# Start of Excerpted records
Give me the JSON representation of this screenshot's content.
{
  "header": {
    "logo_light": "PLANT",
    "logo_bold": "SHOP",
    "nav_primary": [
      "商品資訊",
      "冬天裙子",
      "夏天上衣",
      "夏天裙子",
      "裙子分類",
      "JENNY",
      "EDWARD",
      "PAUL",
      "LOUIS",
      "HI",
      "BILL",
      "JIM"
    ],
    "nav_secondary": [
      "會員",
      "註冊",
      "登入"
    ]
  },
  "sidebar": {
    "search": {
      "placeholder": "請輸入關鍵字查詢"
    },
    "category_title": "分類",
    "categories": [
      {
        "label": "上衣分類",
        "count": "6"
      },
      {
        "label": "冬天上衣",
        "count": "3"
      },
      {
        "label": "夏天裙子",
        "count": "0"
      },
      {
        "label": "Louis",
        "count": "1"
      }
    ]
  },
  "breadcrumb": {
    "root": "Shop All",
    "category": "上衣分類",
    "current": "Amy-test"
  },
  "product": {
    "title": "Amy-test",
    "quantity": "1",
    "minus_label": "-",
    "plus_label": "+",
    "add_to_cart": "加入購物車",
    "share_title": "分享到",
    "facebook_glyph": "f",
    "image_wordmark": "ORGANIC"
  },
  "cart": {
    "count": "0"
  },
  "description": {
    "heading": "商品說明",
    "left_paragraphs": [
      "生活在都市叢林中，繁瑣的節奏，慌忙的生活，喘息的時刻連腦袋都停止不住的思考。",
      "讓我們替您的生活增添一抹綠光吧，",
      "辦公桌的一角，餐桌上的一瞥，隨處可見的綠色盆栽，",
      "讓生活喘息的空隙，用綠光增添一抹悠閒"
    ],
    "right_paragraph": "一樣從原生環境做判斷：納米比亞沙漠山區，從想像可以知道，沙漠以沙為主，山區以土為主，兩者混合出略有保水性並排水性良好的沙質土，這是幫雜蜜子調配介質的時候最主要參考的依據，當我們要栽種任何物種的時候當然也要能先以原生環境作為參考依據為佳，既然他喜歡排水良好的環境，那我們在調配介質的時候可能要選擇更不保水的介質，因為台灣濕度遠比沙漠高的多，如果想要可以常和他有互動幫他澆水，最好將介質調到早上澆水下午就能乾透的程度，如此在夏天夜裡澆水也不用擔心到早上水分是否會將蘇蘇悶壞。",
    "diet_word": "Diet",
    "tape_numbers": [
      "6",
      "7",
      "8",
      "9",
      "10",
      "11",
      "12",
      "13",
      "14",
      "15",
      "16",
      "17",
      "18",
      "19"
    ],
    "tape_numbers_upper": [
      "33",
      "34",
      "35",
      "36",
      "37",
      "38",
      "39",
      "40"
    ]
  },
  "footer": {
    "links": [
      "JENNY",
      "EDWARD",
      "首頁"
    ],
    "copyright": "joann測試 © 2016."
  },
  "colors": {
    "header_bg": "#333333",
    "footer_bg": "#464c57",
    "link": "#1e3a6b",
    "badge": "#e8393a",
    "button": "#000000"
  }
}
# End of Excerpted records
● Work to complete:
Each entry above is to be set down again in exactly the same words.

● Answer below:
Give me the JSON representation of this screenshot's content.
{
  "header": {
    "logo_light": "PLANT",
    "logo_bold": "SHOP",
    "nav_primary": [
      "商品資訊",
      "冬天裙子",
      "夏天上衣",
      "夏天裙子",
      "裙子分類",
      "JENNY",
      "EDWARD",
      "PAUL",
      "LOUIS",
      "HI",
      "BILL",
      "JIM"
    ],
    "nav_secondary": [
      "會員",
      "註冊",
      "登入"
    ]
  },
  "sidebar": {
    "search": {
      "placeholder": "請輸入關鍵字查詢"
    },
    "category_title": "分類",
    "categories": [
      {
        "label": "上衣分類",
        "count": "6"
      },
      {
        "label": "冬天上衣",
        "count": "3"
      },
      {
        "label": "夏天裙子",
        "count": "0"
      },
      {
        "label": "Louis",
        "count": "1"
      }
    ]
  },
  "breadcrumb": {
    "root": "Shop All",
    "category": "上衣分類",
    "current": "Amy-test"
  },
  "product": {
    "title": "Amy-test",
    "quantity": "1",
    "minus_label": "-",
    "plus_label": "+",
    "add_to_cart": "加入購物車",
    "share_title": "分享到",
    "facebook_glyph": "f",
    "image_wordmark": "ORGANIC"
  },
  "cart": {
    "count": "0"
  },
  "description": {
    "heading": "商品說明",
    "left_paragraphs": [
      "生活在都市叢林中，繁瑣的節奏，慌忙的生活，喘息的時刻連腦袋都停止不住的思考。",
      "讓我們替您的生活增添一抹綠光吧，",
      "辦公桌的一角，餐桌上的一瞥，隨處可見的綠色盆栽，",
      "讓生活喘息的空隙，用綠光增添一抹悠閒"
    ],
    "right_paragraph": "一樣從原生環境做判斷：納米比亞沙漠山區，從想像可以知道，沙漠以沙為主，山區以土為主，兩者混合出略有保水性並排水性良好的沙質土，這是幫雜蜜子調配介質的時候最主要參考的依據，當我們要栽種任何物種的時候當然也要能先以原生環境作為參考依據為佳，既然他喜歡排水良好的環境，那我們在調配介質的時候可能要選擇更不保水的介質，因為台灣濕度遠比沙漠高的多，如果想要可以常和他有互動幫他澆水，最好將介質調到早上澆水下午就能乾透的程度，如此在夏天夜裡澆水也不用擔心到早上水分是否會將蘇蘇悶壞。",
    "diet_word": "Diet",
    "tape_numbers": [
      "6",
      "7",
      "8",
      "9",
      "10",
      "11",
      "12",
      "13",
      "14",
      "15",
      "16",
      "17",
      "18",
      "19"
    ],
    "tape_numbers_upper": [
      "33",
      "34",
      "35",
      "36",
      "37",
      "38",
      "39",
      "40"
    ]
  },
  "footer": {
    "links": [
      "JENNY",
      "EDWARD",
      "首頁"
    ],
    "copyright": "joann測試 © 2016."
  },
  "colors": {
    "header_bg": "#333333",
    "footer_bg": "#464c57",
    "link": "#1e3a6b",
    "badge": "#e8393a",
    "button": "#000000"
  }
}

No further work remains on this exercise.